Image-based layout entries:
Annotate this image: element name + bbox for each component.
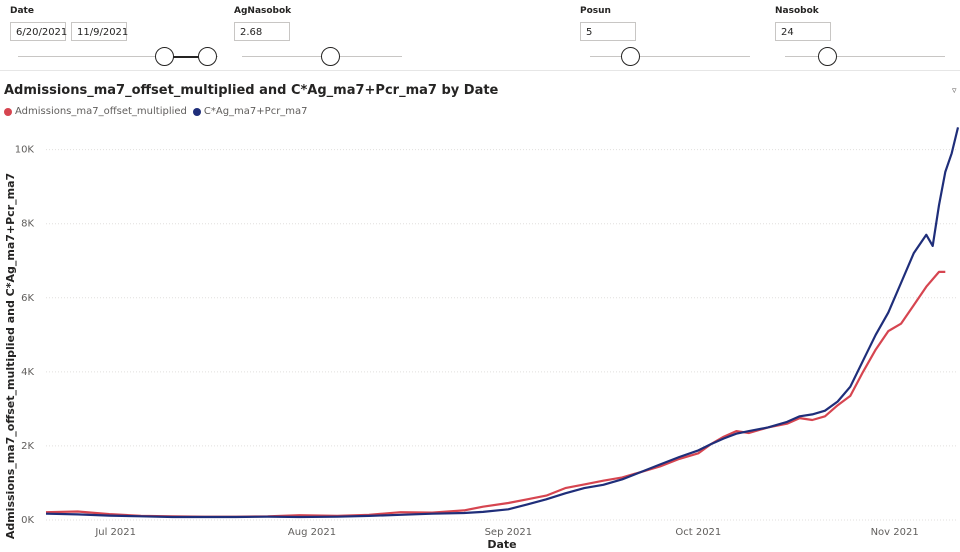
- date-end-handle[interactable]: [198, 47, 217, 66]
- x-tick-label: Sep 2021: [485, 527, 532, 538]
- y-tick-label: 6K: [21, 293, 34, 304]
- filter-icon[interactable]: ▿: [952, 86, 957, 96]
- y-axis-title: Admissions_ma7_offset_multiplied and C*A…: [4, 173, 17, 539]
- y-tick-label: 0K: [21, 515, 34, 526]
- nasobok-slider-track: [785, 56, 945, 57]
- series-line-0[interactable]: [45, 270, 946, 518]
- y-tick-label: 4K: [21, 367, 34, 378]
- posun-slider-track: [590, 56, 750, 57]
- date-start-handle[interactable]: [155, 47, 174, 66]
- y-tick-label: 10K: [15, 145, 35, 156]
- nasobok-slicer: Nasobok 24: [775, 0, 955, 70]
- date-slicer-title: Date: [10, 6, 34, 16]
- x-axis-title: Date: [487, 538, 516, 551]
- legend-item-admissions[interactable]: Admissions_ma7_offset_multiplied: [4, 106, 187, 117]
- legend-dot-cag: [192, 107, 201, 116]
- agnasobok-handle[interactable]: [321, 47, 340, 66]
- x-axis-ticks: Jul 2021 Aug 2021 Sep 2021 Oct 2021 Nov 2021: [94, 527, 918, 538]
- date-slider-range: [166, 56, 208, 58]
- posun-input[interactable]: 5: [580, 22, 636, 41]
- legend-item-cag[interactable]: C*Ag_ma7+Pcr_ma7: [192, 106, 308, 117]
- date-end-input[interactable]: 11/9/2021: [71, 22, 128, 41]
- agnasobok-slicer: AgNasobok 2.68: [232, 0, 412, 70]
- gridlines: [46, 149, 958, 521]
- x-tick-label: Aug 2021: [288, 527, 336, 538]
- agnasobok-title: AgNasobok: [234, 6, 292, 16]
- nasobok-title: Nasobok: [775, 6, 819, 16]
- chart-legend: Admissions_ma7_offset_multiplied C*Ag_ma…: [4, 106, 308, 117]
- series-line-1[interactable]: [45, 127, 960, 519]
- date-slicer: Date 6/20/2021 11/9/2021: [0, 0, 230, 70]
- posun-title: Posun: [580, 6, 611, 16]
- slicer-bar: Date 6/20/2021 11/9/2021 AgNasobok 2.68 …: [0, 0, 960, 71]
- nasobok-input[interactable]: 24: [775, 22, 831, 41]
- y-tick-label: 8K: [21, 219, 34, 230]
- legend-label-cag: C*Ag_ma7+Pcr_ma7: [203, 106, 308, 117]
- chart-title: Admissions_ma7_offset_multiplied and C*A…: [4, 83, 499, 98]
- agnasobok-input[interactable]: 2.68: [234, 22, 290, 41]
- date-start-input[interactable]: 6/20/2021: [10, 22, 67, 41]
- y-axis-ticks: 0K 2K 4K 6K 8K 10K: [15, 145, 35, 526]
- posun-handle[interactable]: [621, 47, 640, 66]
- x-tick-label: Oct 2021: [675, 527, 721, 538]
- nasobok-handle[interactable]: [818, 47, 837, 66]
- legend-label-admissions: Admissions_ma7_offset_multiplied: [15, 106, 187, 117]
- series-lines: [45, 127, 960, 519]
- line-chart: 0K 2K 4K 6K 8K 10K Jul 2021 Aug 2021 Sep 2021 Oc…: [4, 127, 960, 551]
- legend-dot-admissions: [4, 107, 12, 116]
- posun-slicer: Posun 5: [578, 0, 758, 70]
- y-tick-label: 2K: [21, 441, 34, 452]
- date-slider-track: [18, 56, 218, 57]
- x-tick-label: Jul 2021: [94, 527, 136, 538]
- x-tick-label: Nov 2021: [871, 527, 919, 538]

> _AIM_
Put every line of the entries above into a Markdown table with two columns, Row and Line, numbering each row and skipping blank lines. Leave the pictures out.

> _WRITTEN RESPONSE_
| Row | Line |
|---|---|
| 1 | Annotate this image: element name + bbox for each component. |
| 2 | - date-end-handle[interactable]: [198, 47, 217, 66] |
| 3 | - x-tick-label: Sep 2021: [485, 527, 532, 538] |
| 4 | - y-tick-label: 6K: [21, 293, 34, 304] |
| 5 | - filter-icon[interactable]: ▿: [952, 86, 957, 96] |
| 6 | - y-axis-title: Admissions_ma7_offset_multiplied and C*A…: [4, 173, 17, 539] |
| 7 | - y-tick-label: 0K: [21, 515, 34, 526] |
| 8 | - nasobok-slider-track: [785, 56, 945, 57] |
| 9 | - series-line-0[interactable]: [45, 270, 946, 518] |
| 10 | - y-tick-label: 4K: [21, 367, 34, 378] |
| 11 | - posun-slider-track: [590, 56, 750, 57] |
| 12 | - date-start-handle[interactable]: [155, 47, 174, 66] |
| 13 | - y-tick-label: 10K: [15, 145, 35, 156] |
| 14 | - nasobok-slicer: Nasobok 24: [775, 0, 955, 70] |
| 15 | - date-slicer-title: Date: [10, 6, 34, 16] |
| 16 | - x-axis-title: Date: [487, 538, 516, 551] |
| 17 | - legend-item-admissions[interactable]: Admissions_ma7_offset_multiplied: [4, 106, 187, 117] |
| 18 | - legend-dot-cag: [192, 107, 201, 116] |
| 19 | - agnasobok-handle[interactable]: [321, 47, 340, 66] |
| 20 | - x-axis-ticks: Jul 2021 Aug 2021 Sep 2021 Oct 2021 Nov 2021: [94, 527, 918, 538] |
| 21 | - date-slider-range: [166, 56, 208, 58] |
| 22 | - posun-input[interactable]: 5: [580, 22, 636, 41] |
| 23 | - legend-item-cag[interactable]: C*Ag_ma7+Pcr_ma7: [192, 106, 308, 117] |
| 24 | - date-end-input[interactable]: 11/9/2021: [71, 22, 128, 41] |
| 25 | - agnasobok-slicer: AgNasobok 2.68: [232, 0, 412, 70] |
| 26 | - gridlines: [46, 149, 958, 521] |
| 27 | - x-tick-label: Aug 2021: [288, 527, 336, 538] |
| 28 | - agnasobok-title: AgNasobok: [234, 6, 292, 16] |
| 29 | - nasobok-title: Nasobok: [775, 6, 819, 16] |
| 30 | - chart-legend: Admissions_ma7_offset_multiplied C*Ag_ma…: [4, 106, 308, 117] |
| 31 | - series-line-1[interactable]: [45, 127, 960, 519] |
| 32 | - date-slicer: Date 6/20/2021 11/9/2021: [0, 0, 230, 70] |
| 33 | - posun-title: Posun: [580, 6, 611, 16] |
| 34 | - slicer-bar: Date 6/20/2021 11/9/2021 AgNasobok 2.68 …: [0, 0, 960, 71] |
| 35 | - nasobok-input[interactable]: 24: [775, 22, 831, 41] |
| 36 | - y-tick-label: 8K: [21, 219, 34, 230] |
| 37 | - legend-label-cag: C*Ag_ma7+Pcr_ma7: [203, 106, 308, 117] |
| 38 | - chart-title: Admissions_ma7_offset_multiplied and C*A…: [4, 83, 499, 98] |
| 39 | - agnasobok-input[interactable]: 2.68: [234, 22, 290, 41] |
| 40 | - date-start-input[interactable]: 6/20/2021: [10, 22, 67, 41] |
| 41 | - y-axis-ticks: 0K 2K 4K 6K 8K 10K: [15, 145, 35, 526] |
| 42 | - posun-handle[interactable]: [621, 47, 640, 66] |
| 43 | - x-tick-label: Oct 2021: [675, 527, 721, 538] |
| 44 | - nasobok-handle[interactable]: [818, 47, 837, 66] |
| 45 | - legend-label-admissions: Admissions_ma7_offset_multiplied: [15, 106, 187, 117] |
| 46 | - series-lines: [45, 127, 960, 519] |
| 47 | - line-chart: 0K 2K 4K 6K 8K 10K Jul 2021 Aug 2021 Sep 2021 Oc…: [4, 127, 960, 551] |
| 48 | - legend-dot-admissions: [4, 107, 12, 116] |
| 49 | - posun-slicer: Posun 5: [578, 0, 758, 70] |
| 50 | - y-tick-label: 2K: [21, 441, 34, 452] |
| 51 | - date-slider-track: [18, 56, 218, 57] |
| 52 | - x-tick-label: Jul 2021: [94, 527, 136, 538] |
| 53 | - x-tick-label: Nov 2021: [871, 527, 919, 538] |